## Begin Supplied material

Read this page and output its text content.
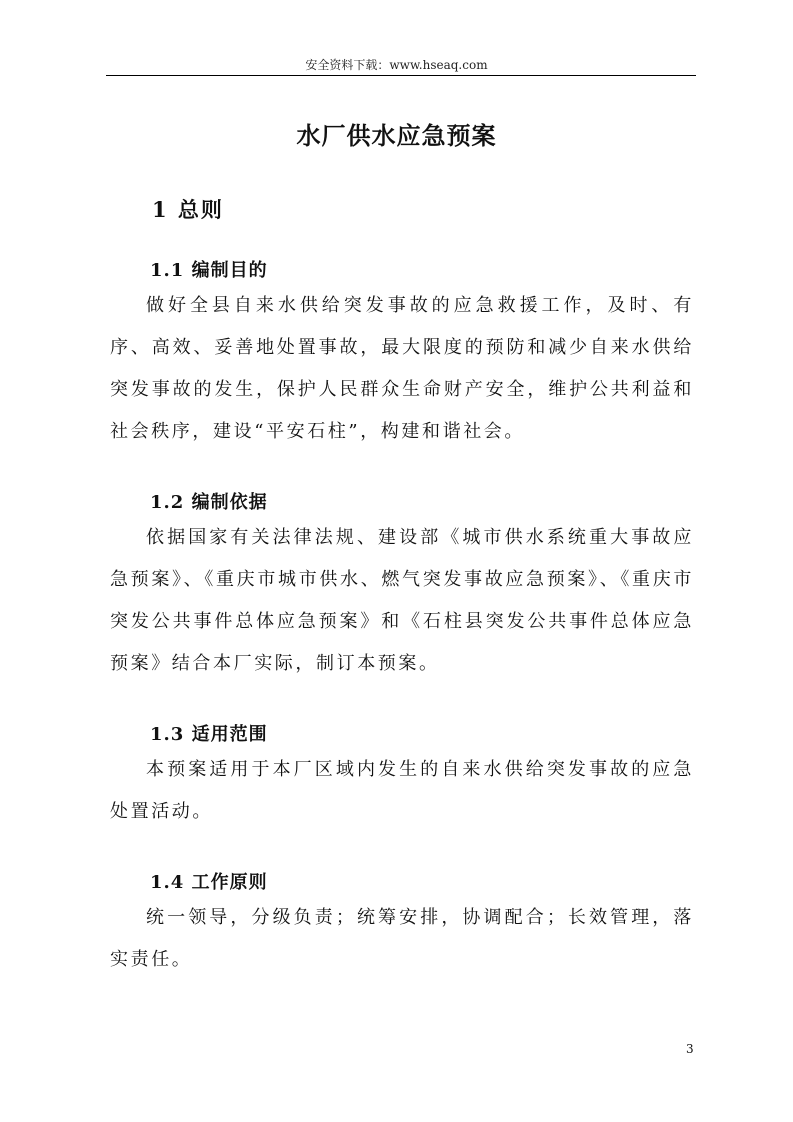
安全资料下载：www.hseaq.com
水厂供水应急预案
1 总则
1.1 编制目的
做好全县自来水供给突发事故的应急救援工作，及时、有序、高效、妥善地处置事故，最大限度的预防和减少自来水供给突发事故的发生，保护人民群众生命财产安全，维护公共利益和社会秩序，建设“平安石柱”，构建和谐社会。
1.2 编制依据
依据国家有关法律法规、建设部《城市供水系统重大事故应急预案》、《重庆市城市供水、燃气突发事故应急预案》、《重庆市突发公共事件总体应急预案》和《石柱县突发公共事件总体应急预案》结合本厂实际，制订本预案。
1.3 适用范围
本预案适用于本厂区域内发生的自来水供给突发事故的应急处置活动。
1.4 工作原则
统一领导，分级负责；统筹安排，协调配合；长效管理，落实责任。
3
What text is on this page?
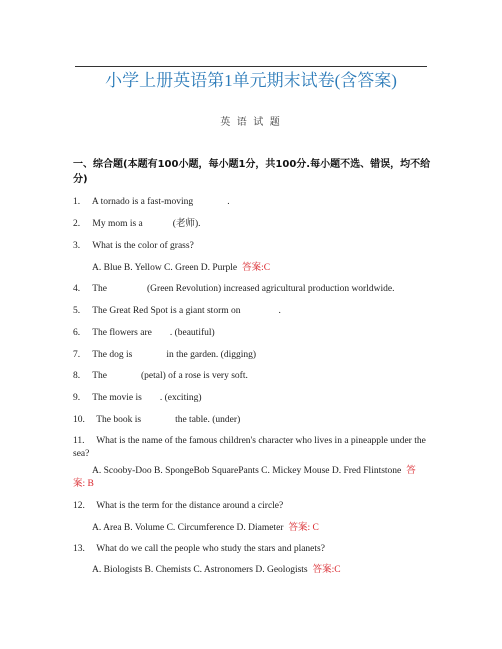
小学上册英语第1单元期末试卷(含答案)
英 语 试 题
一、综合题(本题有100小题，每小题1分，共100分.每小题不选、错误，均不给分)
1. A tornado is a fast-moving	.
2. My mom is a	(老师).
3. What is the color of grass?
A. Blue B. Yellow C. Green D. Purple 答案:C
4. The	(Green Revolution) increased agricultural production worldwide.
5. The Great Red Spot is a giant storm on	.
6. The flowers are . (beautiful)
7. The dog is	in the garden. (digging)
8. The	(petal) of a rose is very soft.
9. The movie is . (exciting)
10. The book is	the table. (under)
11. What is the name of the famous children's character who lives in a pineapple under the sea?
A. Scooby-Doo B. SpongeBob SquarePants C. Mickey Mouse D. Fred Flintstone 答案: B
12. What is the term for the distance around a circle?
A. Area B. Volume C. Circumference D. Diameter 答案: C
13. What do we call the people who study the stars and planets?
A. Biologists B. Chemists C. Astronomers D. Geologists 答案:C
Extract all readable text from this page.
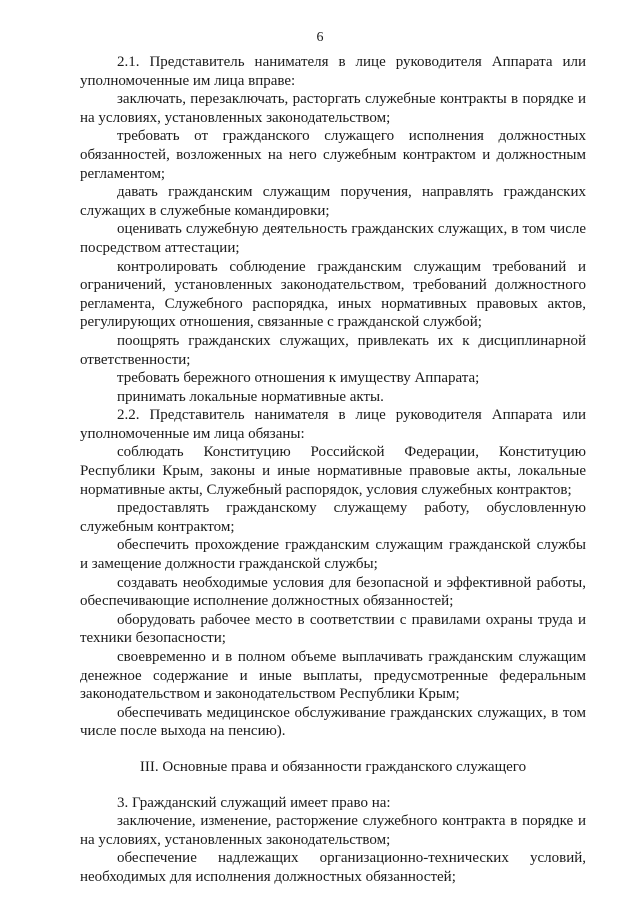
6

2.1. Представитель нанимателя в лице руководителя Аппарата или уполномоченные им лица вправе:

заключать, перезаключать, расторгать служебные контракты в порядке и на условиях, установленных законодательством;

требовать от гражданского служащего исполнения должностных обязанностей, возложенных на него служебным контрактом и должностным регламентом;

давать гражданским служащим поручения, направлять гражданских служащих в служебные командировки;

оценивать служебную деятельность гражданских служащих, в том числе посредством аттестации;

контролировать соблюдение гражданским служащим требований и ограничений, установленных законодательством, требований должностного регламента, Служебного распорядка, иных нормативных правовых актов, регулирующих отношения, связанные с гражданской службой;

поощрять гражданских служащих, привлекать их к дисциплинарной ответственности;

требовать бережного отношения к имуществу Аппарата;

принимать локальные нормативные акты.

2.2. Представитель нанимателя в лице руководителя Аппарата или уполномоченные им лица обязаны:

соблюдать Конституцию Российской Федерации, Конституцию Республики Крым, законы и иные нормативные правовые акты, локальные нормативные акты, Служебный распорядок, условия служебных контрактов;

предоставлять гражданскому служащему работу, обусловленную служебным контрактом;

обеспечить прохождение гражданским служащим гражданской службы и замещение должности гражданской службы;

создавать необходимые условия для безопасной и эффективной работы, обеспечивающие исполнение должностных обязанностей;

оборудовать рабочее место в соответствии с правилами охраны труда и техники безопасности;

своевременно и в полном объеме выплачивать гражданским служащим денежное содержание и иные выплаты, предусмотренные федеральным законодательством и законодательством Республики Крым;

обеспечивать медицинское обслуживание гражданских служащих, в том числе после выхода на пенсию).

III. Основные права и обязанности гражданского служащего

3. Гражданский служащий имеет право на:

заключение, изменение, расторжение служебного контракта в порядке и на условиях, установленных законодательством;

обеспечение надлежащих организационно-технических условий, необходимых для исполнения должностных обязанностей;
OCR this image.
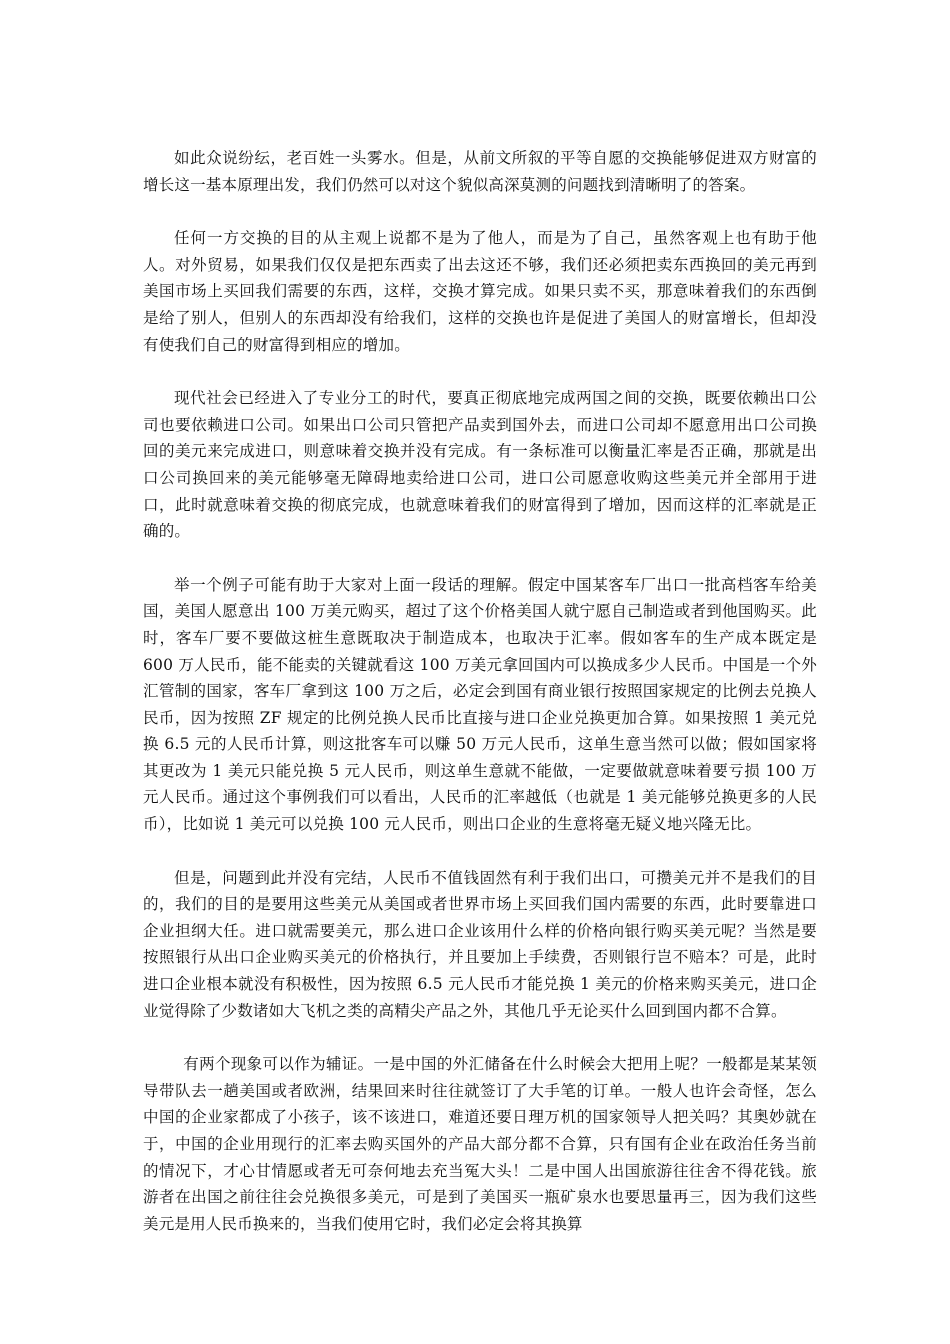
如此众说纷纭，老百姓一头雾水。但是，从前文所叙的平等自愿的交换能够促进双方财富的增长这一基本原理出发，我们仍然可以对这个貌似高深莫测的问题找到清晰明了的答案。

任何一方交换的目的从主观上说都不是为了他人，而是为了自己，虽然客观上也有助于他人。对外贸易，如果我们仅仅是把东西卖了出去这还不够，我们还必须把卖东西换回的美元再到美国市场上买回我们需要的东西，这样，交换才算完成。如果只卖不买，那意味着我们的东西倒是给了别人，但别人的东西却没有给我们，这样的交换也许是促进了美国人的财富增长，但却没有使我们自己的财富得到相应的增加。

现代社会已经进入了专业分工的时代，要真正彻底地完成两国之间的交换，既要依赖出口公司也要依赖进口公司。如果出口公司只管把产品卖到国外去，而进口公司却不愿意用出口公司换回的美元来完成进口，则意味着交换并没有完成。有一条标准可以衡量汇率是否正确，那就是出口公司换回来的美元能够毫无障碍地卖给进口公司，进口公司愿意收购这些美元并全部用于进口，此时就意味着交换的彻底完成，也就意味着我们的财富得到了增加，因而这样的汇率就是正确的。

举一个例子可能有助于大家对上面一段话的理解。假定中国某客车厂出口一批高档客车给美国，美国人愿意出 100 万美元购买，超过了这个价格美国人就宁愿自己制造或者到他国购买。此时，客车厂要不要做这桩生意既取决于制造成本，也取决于汇率。假如客车的生产成本既定是 600 万人民币，能不能卖的关键就看这 100 万美元拿回国内可以换成多少人民币。中国是一个外汇管制的国家，客车厂拿到这 100 万之后，必定会到国有商业银行按照国家规定的比例去兑换人民币，因为按照 ZF 规定的比例兑换人民币比直接与进口企业兑换更加合算。如果按照 1 美元兑换 6.5 元的人民币计算，则这批客车可以赚 50 万元人民币，这单生意当然可以做；假如国家将其更改为 1 美元只能兑换 5 元人民币，则这单生意就不能做，一定要做就意味着要亏损 100 万元人民币。通过这个事例我们可以看出，人民币的汇率越低（也就是 1 美元能够兑换更多的人民币），比如说 1 美元可以兑换 100 元人民币，则出口企业的生意将毫无疑义地兴隆无比。

但是，问题到此并没有完结，人民币不值钱固然有利于我们出口，可攒美元并不是我们的目的，我们的目的是要用这些美元从美国或者世界市场上买回我们国内需要的东西，此时要靠进口企业担纲大任。进口就需要美元，那么进口企业该用什么样的价格向银行购买美元呢？当然是要按照银行从出口企业购买美元的价格执行，并且要加上手续费，否则银行岂不赔本？可是，此时进口企业根本就没有积极性，因为按照 6.5 元人民币才能兑换 1 美元的价格来购买美元，进口企业觉得除了少数诸如大飞机之类的高精尖产品之外，其他几乎无论买什么回到国内都不合算。

有两个现象可以作为辅证。一是中国的外汇储备在什么时候会大把用上呢？一般都是某某领导带队去一趟美国或者欧洲，结果回来时往往就签订了大手笔的订单。一般人也许会奇怪，怎么中国的企业家都成了小孩子，该不该进口，难道还要日理万机的国家领导人把关吗？其奥妙就在于，中国的企业用现行的汇率去购买国外的产品大部分都不合算，只有国有企业在政治任务当前的情况下，才心甘情愿或者无可奈何地去充当冤大头！二是中国人出国旅游往往舍不得花钱。旅游者在出国之前往往会兑换很多美元，可是到了美国买一瓶矿泉水也要思量再三，因为我们这些美元是用人民币换来的，当我们使用它时，我们必定会将其换算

## End Supplied material

**Exercise aim**
Set down the material above as is, without any pictures.

**The response**
Read this page and output its text content.
安全资料下载：www.hseaq.com
水厂供水应急预案
1 总则
1.1 编制目的
做好全县自来水供给突发事故的应急救援工作，及时、有序、高效、妥善地处置事故，最大限度的预防和减少自来水供给突发事故的发生，保护人民群众生命财产安全，维护公共利益和社会秩序，建设“平安石柱”，构建和谐社会。
1.2 编制依据
依据国家有关法律法规、建设部《城市供水系统重大事故应急预案》、《重庆市城市供水、燃气突发事故应急预案》、《重庆市突发公共事件总体应急预案》和《石柱县突发公共事件总体应急预案》结合本厂实际，制订本预案。
1.3 适用范围
本预案适用于本厂区域内发生的自来水供给突发事故的应急处置活动。
1.4 工作原则
统一领导，分级负责；统筹安排，协调配合；长效管理，落实责任。
3
What text is on this page?
小学上册英语第1单元期末试卷(含答案)
英 语 试 题
一、综合题(本题有100小题，每小题1分，共100分.每小题不选、错误，均不给分)
1. A tornado is a fast-moving	.
2. My mom is a	(老师).
3. What is the color of grass?
A. Blue B. Yellow C. Green D. Purple 答案:C
4. The	(Green Revolution) increased agricultural production worldwide.
5. The Great Red Spot is a giant storm on	.
6. The flowers are . (beautiful)
7. The dog is	in the garden. (digging)
8. The	(petal) of a rose is very soft.
9. The movie is . (exciting)
10. The book is	the table. (under)
11. What is the name of the famous children's character who lives in a pineapple under the sea?
A. Scooby-Doo B. SpongeBob SquarePants C. Mickey Mouse D. Fred Flintstone 答案: B
12. What is the term for the distance around a circle?
A. Area B. Volume C. Circumference D. Diameter 答案: C
13. What do we call the people who study the stars and planets?
A. Biologists B. Chemists C. Astronomers D. Geologists 答案:C
Extract all readable text from this page.
6

2.1. Представитель нанимателя в лице руководителя Аппарата или уполномоченные им лица вправе:

заключать, перезаключать, расторгать служебные контракты в порядке и на условиях, установленных законодательством;

требовать от гражданского служащего исполнения должностных обязанностей, возложенных на него служебным контрактом и должностным регламентом;

давать гражданским служащим поручения, направлять гражданских служащих в служебные командировки;

оценивать служебную деятельность гражданских служащих, в том числе посредством аттестации;

контролировать соблюдение гражданским служащим требований и ограничений, установленных законодательством, требований должностного регламента, Служебного распорядка, иных нормативных правовых актов, регулирующих отношения, связанные с гражданской службой;

поощрять гражданских служащих, привлекать их к дисциплинарной ответственности;

требовать бережного отношения к имуществу Аппарата;

принимать локальные нормативные акты.

2.2. Представитель нанимателя в лице руководителя Аппарата или уполномоченные им лица обязаны:

соблюдать Конституцию Российской Федерации, Конституцию Республики Крым, законы и иные нормативные правовые акты, локальные нормативные акты, Служебный распорядок, условия служебных контрактов;

предоставлять гражданскому служащему работу, обусловленную служебным контрактом;

обеспечить прохождение гражданским служащим гражданской службы и замещение должности гражданской службы;

создавать необходимые условия для безопасной и эффективной работы, обеспечивающие исполнение должностных обязанностей;

оборудовать рабочее место в соответствии с правилами охраны труда и техники безопасности;

своевременно и в полном объеме выплачивать гражданским служащим денежное содержание и иные выплаты, предусмотренные федеральным законодательством и законодательством Республики Крым;

обеспечивать медицинское обслуживание гражданских служащих, в том числе после выхода на пенсию).

III. Основные права и обязанности гражданского служащего

3. Гражданский служащий имеет право на:

заключение, изменение, расторжение служебного контракта в порядке и на условиях, установленных законодательством;

обеспечение надлежащих организационно-технических условий, необходимых для исполнения должностных обязанностей;
OCR this image.
如此众说纷纭，老百姓一头雾水。但是，从前文所叙的平等自愿的交换能够促进双方财富的增长这一基本原理出发，我们仍然可以对这个貌似高深莫测的问题找到清晰明了的答案。

任何一方交换的目的从主观上说都不是为了他人，而是为了自己，虽然客观上也有助于他人。对外贸易，如果我们仅仅是把东西卖了出去这还不够，我们还必须把卖东西换回的美元再到美国市场上买回我们需要的东西，这样，交换才算完成。如果只卖不买，那意味着我们的东西倒是给了别人，但别人的东西却没有给我们，这样的交换也许是促进了美国人的财富增长，但却没有使我们自己的财富得到相应的增加。

现代社会已经进入了专业分工的时代，要真正彻底地完成两国之间的交换，既要依赖出口公司也要依赖进口公司。如果出口公司只管把产品卖到国外去，而进口公司却不愿意用出口公司换回的美元来完成进口，则意味着交换并没有完成。有一条标准可以衡量汇率是否正确，那就是出口公司换回来的美元能够毫无障碍地卖给进口公司，进口公司愿意收购这些美元并全部用于进口，此时就意味着交换的彻底完成，也就意味着我们的财富得到了增加，因而这样的汇率就是正确的。

举一个例子可能有助于大家对上面一段话的理解。假定中国某客车厂出口一批高档客车给美国，美国人愿意出 100 万美元购买，超过了这个价格美国人就宁愿自己制造或者到他国购买。此时，客车厂要不要做这桩生意既取决于制造成本，也取决于汇率。假如客车的生产成本既定是 600 万人民币，能不能卖的关键就看这 100 万美元拿回国内可以换成多少人民币。中国是一个外汇管制的国家，客车厂拿到这 100 万之后，必定会到国有商业银行按照国家规定的比例去兑换人民币，因为按照 ZF 规定的比例兑换人民币比直接与进口企业兑换更加合算。如果按照 1 美元兑换 6.5 元的人民币计算，则这批客车可以赚 50 万元人民币，这单生意当然可以做；假如国家将其更改为 1 美元只能兑换 5 元人民币，则这单生意就不能做，一定要做就意味着要亏损 100 万元人民币。通过这个事例我们可以看出，人民币的汇率越低（也就是 1 美元能够兑换更多的人民币），比如说 1 美元可以兑换 100 元人民币，则出口企业的生意将毫无疑义地兴隆无比。

但是，问题到此并没有完结，人民币不值钱固然有利于我们出口，可攒美元并不是我们的目的，我们的目的是要用这些美元从美国或者世界市场上买回我们国内需要的东西，此时要靠进口企业担纲大任。进口就需要美元，那么进口企业该用什么样的价格向银行购买美元呢？当然是要按照银行从出口企业购买美元的价格执行，并且要加上手续费，否则银行岂不赔本？可是，此时进口企业根本就没有积极性，因为按照 6.5 元人民币才能兑换 1 美元的价格来购买美元，进口企业觉得除了少数诸如大飞机之类的高精尖产品之外，其他几乎无论买什么回到国内都不合算。

有两个现象可以作为辅证。一是中国的外汇储备在什么时候会大把用上呢？一般都是某某领导带队去一趟美国或者欧洲，结果回来时往往就签订了大手笔的订单。一般人也许会奇怪，怎么中国的企业家都成了小孩子，该不该进口，难道还要日理万机的国家领导人把关吗？其奥妙就在于，中国的企业用现行的汇率去购买国外的产品大部分都不合算，只有国有企业在政治任务当前的情况下，才心甘情愿或者无可奈何地去充当冤大头！二是中国人出国旅游往往舍不得花钱。旅游者在出国之前往往会兑换很多美元，可是到了美国买一瓶矿泉水也要思量再三，因为我们这些美元是用人民币换来的，当我们使用它时，我们必定会将其换算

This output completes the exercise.